What needs to be done |
Records follow. Copy every line with "сегментах".

* start Material provided *

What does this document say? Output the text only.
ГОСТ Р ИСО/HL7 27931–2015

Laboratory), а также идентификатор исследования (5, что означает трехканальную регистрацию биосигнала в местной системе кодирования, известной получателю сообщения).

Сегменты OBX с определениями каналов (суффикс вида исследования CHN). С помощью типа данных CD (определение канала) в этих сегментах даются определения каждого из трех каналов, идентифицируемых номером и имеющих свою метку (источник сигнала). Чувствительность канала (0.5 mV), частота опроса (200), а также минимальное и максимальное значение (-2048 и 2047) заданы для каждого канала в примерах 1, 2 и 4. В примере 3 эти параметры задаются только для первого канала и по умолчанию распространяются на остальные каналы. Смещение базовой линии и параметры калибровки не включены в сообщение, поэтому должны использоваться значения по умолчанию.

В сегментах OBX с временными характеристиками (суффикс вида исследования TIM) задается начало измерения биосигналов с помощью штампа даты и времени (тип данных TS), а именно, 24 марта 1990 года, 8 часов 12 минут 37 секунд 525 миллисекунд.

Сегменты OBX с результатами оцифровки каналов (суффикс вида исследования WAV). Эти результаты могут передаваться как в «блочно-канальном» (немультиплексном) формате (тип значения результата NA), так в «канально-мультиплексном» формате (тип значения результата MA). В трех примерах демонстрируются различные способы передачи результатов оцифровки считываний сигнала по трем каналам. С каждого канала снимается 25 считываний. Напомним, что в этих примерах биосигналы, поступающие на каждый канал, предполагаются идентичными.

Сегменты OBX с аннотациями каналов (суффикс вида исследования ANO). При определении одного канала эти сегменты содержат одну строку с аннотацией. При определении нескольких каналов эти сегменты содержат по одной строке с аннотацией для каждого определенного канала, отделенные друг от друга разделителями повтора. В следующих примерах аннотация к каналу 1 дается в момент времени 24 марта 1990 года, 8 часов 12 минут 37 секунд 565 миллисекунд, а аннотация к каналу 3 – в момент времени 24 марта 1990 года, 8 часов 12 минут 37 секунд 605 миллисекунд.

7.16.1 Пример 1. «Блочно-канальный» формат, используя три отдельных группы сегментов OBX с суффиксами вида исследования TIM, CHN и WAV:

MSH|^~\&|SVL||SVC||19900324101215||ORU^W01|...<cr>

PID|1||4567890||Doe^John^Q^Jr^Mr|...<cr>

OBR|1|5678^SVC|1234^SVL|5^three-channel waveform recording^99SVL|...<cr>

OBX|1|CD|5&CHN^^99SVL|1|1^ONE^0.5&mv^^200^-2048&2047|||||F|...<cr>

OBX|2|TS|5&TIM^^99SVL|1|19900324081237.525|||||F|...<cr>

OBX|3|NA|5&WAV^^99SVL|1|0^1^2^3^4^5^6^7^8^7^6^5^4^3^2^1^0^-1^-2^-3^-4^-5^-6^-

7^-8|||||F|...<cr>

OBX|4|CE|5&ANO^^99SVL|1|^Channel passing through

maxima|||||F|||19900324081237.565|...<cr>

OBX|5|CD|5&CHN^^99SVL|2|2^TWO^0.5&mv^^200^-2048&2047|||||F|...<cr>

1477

* end Material provided *
* start Material provided *

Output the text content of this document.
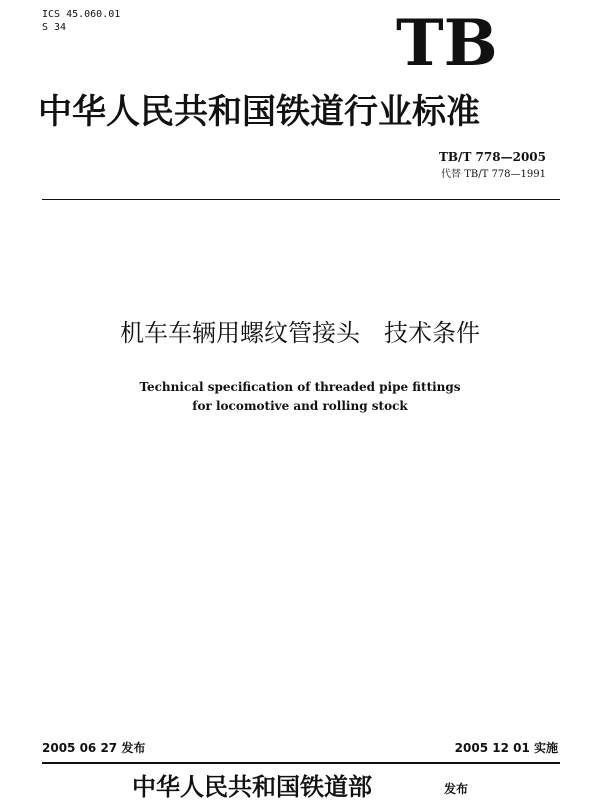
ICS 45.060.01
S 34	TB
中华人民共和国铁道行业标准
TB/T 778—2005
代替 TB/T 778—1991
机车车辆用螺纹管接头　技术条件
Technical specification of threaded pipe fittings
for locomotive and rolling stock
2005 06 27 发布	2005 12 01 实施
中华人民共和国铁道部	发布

* end Material provided *

Result of the task |
Сегменты OBX с определениями каналов (суффикс вида исследования CHN). С помощью типа данных CD (определение канала) в этих сегментах даются определения каждого из трех каналов, идентифицируемых номером и имеющих свою метку (источник сигнала). Чувствительность канала (0.5 mV), частота опроса (200), а также минимальное и максимальное значение (-2048 и 2047) заданы для каждого канала в примерах 1, 2 и 4. В примере 3 эти параметры задаются только для первого канала и по умолчанию распространяются на остальные каналы. Смещение базовой линии и параметры калибровки не включены в сообщение, поэтому должны использоваться значения по умолчанию.
В сегментах OBX с временными характеристиками (суффикс вида исследования TIM) задается начало измерения биосигналов с помощью штампа даты и времени (тип данных TS), а именно, 24 марта 1990 года, 8 часов 12 минут 37 секунд 525 миллисекунд.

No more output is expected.